* _Objective_
Please copy all the lines that follow, word for word.

* _Records for processing_
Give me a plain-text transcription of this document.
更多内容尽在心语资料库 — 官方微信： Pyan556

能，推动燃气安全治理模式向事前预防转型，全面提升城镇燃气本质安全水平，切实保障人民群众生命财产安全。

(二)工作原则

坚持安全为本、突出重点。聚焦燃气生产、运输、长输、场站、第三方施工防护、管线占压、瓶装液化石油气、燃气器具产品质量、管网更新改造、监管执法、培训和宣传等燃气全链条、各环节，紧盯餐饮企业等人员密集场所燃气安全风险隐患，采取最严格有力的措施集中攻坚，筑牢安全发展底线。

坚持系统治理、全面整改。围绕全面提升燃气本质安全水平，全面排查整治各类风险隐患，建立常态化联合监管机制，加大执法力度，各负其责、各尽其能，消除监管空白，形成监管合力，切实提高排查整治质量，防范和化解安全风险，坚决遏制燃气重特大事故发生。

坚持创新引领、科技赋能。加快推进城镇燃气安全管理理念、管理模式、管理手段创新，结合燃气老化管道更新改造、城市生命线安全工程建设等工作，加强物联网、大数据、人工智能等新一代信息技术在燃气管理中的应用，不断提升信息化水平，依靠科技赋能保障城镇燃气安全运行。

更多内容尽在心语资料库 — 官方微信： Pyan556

* _Output of the task_
Give me a plain-text transcription of this document.
更多内容尽在心语资料库 — 官方微信： Pyan556

能，推动燃气安全治理模式向事前预防转型，全面提升城镇燃气本质安全水平，切实保障人民群众生命财产安全。

(二)工作原则

坚持安全为本、突出重点。聚焦燃气生产、运输、长输、场站、第三方施工防护、管线占压、瓶装液化石油气、燃气器具产品质量、管网更新改造、监管执法、培训和宣传等燃气全链条、各环节，紧盯餐饮企业等人员密集场所燃气安全风险隐患，采取最严格有力的措施集中攻坚，筑牢安全发展底线。

坚持系统治理、全面整改。围绕全面提升燃气本质安全水平，全面排查整治各类风险隐患，建立常态化联合监管机制，加大执法力度，各负其责、各尽其能，消除监管空白，形成监管合力，切实提高排查整治质量，防范和化解安全风险，坚决遏制燃气重特大事故发生。

坚持创新引领、科技赋能。加快推进城镇燃气安全管理理念、管理模式、管理手段创新，结合燃气老化管道更新改造、城市生命线安全工程建设等工作，加强物联网、大数据、人工智能等新一代信息技术在燃气管理中的应用，不断提升信息化水平，依靠科技赋能保障城镇燃气安全运行。

更多内容尽在心语资料库 — 官方微信： Pyan556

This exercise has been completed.